▶ [Records to process]
+ + + + + + +

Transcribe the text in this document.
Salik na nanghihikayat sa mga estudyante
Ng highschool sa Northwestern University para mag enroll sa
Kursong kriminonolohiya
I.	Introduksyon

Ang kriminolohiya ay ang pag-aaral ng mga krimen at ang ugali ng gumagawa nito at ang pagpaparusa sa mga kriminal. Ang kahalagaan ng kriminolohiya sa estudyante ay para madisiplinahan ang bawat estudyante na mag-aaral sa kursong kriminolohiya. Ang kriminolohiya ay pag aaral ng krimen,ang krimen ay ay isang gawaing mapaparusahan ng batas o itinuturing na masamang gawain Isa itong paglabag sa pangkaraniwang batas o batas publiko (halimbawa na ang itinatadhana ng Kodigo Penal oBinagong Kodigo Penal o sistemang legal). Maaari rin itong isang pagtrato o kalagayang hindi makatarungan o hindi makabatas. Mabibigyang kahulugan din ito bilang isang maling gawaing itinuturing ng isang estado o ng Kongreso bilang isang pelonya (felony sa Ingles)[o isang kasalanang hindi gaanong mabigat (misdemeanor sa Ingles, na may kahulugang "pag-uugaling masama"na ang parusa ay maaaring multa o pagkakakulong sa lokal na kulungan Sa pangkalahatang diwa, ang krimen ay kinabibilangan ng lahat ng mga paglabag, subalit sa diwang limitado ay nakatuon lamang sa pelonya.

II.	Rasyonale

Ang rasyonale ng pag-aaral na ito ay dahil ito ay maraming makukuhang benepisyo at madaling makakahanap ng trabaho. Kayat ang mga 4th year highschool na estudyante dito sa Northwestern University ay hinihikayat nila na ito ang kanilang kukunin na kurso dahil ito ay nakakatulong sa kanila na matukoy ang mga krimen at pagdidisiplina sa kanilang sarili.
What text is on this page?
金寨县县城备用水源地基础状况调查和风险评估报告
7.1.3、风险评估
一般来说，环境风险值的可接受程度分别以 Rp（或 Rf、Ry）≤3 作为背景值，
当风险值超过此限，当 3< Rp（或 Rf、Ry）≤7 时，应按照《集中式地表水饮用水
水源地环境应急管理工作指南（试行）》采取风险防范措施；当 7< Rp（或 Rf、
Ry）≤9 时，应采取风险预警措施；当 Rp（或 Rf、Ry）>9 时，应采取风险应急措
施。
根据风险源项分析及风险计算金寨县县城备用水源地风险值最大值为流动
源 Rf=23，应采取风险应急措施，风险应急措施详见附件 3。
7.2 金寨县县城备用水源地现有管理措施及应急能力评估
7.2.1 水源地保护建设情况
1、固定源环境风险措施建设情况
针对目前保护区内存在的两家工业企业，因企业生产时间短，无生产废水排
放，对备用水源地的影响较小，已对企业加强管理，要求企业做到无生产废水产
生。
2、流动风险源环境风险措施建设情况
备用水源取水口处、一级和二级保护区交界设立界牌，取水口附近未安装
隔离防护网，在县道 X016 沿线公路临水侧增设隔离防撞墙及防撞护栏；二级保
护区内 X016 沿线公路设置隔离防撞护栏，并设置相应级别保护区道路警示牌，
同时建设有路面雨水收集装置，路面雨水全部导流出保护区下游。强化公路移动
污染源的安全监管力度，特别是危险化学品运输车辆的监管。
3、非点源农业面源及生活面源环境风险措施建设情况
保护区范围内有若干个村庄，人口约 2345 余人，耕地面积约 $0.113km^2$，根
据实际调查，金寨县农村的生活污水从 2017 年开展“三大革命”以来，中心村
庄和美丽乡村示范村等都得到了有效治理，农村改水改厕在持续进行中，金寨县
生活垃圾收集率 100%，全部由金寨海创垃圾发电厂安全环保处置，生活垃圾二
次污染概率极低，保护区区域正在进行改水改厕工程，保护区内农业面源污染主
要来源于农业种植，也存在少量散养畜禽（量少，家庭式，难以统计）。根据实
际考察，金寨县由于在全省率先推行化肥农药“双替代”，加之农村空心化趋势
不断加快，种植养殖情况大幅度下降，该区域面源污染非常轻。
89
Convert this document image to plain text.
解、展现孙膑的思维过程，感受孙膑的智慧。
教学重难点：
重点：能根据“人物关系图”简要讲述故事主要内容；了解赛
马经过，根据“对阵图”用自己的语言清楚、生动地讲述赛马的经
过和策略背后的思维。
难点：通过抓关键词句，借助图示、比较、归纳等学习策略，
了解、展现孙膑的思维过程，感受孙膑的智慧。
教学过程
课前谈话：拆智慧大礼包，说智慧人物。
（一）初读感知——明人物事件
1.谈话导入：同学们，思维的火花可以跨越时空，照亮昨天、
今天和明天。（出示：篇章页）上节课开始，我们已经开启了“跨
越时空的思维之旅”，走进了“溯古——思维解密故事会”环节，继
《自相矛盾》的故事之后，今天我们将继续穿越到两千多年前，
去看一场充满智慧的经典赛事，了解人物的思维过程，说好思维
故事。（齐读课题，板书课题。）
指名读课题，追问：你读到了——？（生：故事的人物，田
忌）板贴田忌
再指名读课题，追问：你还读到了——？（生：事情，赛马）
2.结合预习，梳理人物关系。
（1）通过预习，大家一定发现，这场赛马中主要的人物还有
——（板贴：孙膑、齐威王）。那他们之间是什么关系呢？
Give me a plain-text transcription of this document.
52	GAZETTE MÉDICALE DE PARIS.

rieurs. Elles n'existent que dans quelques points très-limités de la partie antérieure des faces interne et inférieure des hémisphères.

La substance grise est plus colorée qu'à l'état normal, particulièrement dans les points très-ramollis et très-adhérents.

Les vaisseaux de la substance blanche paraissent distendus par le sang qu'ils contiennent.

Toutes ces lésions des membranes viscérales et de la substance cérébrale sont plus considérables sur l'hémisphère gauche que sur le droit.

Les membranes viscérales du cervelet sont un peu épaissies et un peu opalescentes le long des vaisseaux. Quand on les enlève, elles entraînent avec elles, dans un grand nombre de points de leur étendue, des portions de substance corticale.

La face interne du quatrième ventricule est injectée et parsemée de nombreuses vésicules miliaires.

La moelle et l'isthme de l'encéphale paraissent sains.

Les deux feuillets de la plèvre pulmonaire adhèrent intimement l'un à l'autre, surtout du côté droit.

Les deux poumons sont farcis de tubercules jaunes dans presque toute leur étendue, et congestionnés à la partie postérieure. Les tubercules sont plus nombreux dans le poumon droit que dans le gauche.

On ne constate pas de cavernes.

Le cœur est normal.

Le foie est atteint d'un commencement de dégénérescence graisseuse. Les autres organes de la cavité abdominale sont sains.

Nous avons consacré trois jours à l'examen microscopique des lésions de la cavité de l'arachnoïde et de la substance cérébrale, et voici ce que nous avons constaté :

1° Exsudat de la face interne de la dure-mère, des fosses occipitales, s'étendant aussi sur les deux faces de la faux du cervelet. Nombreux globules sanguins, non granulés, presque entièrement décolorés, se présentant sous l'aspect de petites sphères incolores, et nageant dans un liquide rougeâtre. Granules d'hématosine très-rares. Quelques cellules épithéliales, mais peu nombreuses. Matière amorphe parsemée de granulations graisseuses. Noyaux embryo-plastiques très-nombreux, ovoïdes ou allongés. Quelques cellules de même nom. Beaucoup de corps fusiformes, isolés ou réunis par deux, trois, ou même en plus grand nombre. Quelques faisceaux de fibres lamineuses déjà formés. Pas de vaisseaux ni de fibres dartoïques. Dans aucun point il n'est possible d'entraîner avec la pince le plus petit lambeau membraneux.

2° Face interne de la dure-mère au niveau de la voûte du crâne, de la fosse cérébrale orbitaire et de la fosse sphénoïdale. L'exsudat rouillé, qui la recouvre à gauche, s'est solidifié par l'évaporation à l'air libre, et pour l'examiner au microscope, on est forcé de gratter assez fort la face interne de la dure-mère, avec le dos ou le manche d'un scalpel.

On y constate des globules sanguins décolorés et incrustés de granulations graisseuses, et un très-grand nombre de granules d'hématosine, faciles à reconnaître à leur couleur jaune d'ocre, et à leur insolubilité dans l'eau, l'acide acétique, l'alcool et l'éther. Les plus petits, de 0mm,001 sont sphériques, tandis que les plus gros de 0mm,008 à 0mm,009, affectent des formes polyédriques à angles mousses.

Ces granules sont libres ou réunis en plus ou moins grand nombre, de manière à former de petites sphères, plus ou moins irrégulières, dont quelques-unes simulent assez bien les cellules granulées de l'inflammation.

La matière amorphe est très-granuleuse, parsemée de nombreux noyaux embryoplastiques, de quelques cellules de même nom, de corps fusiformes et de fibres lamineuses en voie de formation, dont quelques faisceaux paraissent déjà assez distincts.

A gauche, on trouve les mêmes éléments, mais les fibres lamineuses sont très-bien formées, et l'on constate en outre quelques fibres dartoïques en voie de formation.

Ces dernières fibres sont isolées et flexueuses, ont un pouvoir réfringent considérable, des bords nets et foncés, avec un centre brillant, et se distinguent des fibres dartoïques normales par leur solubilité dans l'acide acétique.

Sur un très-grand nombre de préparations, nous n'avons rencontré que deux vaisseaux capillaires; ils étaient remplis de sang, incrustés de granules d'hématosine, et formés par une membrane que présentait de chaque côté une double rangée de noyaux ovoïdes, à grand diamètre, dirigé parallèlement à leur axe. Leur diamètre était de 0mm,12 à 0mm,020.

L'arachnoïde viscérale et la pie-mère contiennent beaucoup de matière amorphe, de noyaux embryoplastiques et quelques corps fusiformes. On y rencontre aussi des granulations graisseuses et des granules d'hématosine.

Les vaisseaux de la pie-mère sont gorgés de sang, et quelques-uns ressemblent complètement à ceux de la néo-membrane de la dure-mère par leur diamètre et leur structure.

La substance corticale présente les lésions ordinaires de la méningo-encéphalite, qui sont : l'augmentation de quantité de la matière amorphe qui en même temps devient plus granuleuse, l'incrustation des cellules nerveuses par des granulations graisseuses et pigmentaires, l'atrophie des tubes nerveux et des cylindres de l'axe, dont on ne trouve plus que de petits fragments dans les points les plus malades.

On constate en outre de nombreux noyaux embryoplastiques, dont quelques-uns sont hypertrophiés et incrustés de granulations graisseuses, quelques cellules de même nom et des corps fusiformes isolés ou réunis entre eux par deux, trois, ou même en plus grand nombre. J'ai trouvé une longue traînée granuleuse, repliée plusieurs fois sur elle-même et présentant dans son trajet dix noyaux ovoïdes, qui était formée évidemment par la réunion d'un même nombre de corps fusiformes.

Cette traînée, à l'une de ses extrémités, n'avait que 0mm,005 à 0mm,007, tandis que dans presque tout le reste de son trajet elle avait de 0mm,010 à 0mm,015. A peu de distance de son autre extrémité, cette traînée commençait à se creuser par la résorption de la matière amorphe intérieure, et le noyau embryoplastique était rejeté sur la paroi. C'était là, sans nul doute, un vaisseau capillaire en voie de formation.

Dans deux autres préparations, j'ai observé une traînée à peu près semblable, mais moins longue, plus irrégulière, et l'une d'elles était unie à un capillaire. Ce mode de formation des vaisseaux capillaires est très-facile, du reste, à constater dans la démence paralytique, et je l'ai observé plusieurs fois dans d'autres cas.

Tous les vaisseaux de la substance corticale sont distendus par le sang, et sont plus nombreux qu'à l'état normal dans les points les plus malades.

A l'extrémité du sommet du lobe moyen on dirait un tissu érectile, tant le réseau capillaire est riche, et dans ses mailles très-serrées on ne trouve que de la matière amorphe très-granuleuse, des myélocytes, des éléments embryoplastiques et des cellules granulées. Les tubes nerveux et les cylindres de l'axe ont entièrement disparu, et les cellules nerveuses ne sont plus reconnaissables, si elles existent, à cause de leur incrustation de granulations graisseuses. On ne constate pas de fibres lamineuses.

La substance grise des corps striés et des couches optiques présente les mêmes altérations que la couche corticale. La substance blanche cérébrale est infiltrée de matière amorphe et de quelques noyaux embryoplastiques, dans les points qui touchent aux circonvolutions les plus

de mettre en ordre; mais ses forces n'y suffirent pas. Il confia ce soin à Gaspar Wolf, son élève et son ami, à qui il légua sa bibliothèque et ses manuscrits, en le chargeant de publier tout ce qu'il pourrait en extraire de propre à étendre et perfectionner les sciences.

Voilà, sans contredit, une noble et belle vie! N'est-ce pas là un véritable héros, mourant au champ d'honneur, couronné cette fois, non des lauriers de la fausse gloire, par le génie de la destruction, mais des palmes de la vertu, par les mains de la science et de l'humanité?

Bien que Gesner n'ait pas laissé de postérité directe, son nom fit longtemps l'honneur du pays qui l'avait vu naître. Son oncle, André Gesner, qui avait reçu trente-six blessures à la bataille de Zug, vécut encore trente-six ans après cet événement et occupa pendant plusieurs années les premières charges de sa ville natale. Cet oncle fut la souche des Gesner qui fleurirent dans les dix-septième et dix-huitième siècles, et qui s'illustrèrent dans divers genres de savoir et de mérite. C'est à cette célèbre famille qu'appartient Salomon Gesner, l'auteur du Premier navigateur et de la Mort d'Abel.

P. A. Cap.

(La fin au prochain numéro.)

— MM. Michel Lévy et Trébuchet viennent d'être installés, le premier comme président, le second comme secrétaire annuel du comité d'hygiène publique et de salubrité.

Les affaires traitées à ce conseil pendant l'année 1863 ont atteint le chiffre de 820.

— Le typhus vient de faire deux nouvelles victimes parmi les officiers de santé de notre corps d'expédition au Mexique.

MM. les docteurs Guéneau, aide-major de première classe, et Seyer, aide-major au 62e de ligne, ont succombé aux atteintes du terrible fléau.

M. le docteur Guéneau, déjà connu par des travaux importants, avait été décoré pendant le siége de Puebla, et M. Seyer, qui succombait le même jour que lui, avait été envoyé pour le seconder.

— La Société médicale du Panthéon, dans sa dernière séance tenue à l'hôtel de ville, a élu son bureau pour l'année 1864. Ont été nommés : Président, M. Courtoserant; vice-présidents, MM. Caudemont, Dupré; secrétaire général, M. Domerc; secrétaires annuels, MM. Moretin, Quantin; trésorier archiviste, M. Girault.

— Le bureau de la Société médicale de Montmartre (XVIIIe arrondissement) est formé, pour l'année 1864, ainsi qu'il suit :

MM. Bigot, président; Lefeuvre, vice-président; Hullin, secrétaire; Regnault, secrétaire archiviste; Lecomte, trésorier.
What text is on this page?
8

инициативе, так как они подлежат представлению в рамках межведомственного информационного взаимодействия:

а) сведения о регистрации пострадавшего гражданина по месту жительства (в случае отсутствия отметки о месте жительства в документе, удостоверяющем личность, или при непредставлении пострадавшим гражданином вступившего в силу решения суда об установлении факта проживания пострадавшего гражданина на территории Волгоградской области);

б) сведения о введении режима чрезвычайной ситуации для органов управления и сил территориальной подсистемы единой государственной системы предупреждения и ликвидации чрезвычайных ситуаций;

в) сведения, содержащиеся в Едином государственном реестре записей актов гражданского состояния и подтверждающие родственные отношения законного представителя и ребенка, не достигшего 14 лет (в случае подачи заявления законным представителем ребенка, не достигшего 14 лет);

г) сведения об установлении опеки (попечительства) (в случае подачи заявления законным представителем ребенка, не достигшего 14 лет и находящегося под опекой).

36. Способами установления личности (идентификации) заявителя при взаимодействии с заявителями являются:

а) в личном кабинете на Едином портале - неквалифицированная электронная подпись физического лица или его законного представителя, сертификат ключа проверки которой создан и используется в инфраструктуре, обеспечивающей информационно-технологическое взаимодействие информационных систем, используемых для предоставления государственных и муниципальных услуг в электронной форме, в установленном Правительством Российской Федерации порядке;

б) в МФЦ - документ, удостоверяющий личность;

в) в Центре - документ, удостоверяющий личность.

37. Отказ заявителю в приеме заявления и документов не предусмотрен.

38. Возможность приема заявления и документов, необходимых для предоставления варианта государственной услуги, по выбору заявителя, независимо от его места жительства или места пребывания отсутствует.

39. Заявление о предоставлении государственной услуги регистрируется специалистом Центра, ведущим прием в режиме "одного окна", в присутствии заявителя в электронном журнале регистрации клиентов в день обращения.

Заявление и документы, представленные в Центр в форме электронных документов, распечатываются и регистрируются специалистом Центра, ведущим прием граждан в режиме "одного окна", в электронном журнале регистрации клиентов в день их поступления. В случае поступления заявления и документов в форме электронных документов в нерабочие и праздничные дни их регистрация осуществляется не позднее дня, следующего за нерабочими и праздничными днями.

+ + + + + + +

▶ [Directive] Go through the material above and count the lines that include "Guéneau". Give the number alone.

▶ [Task answer] 2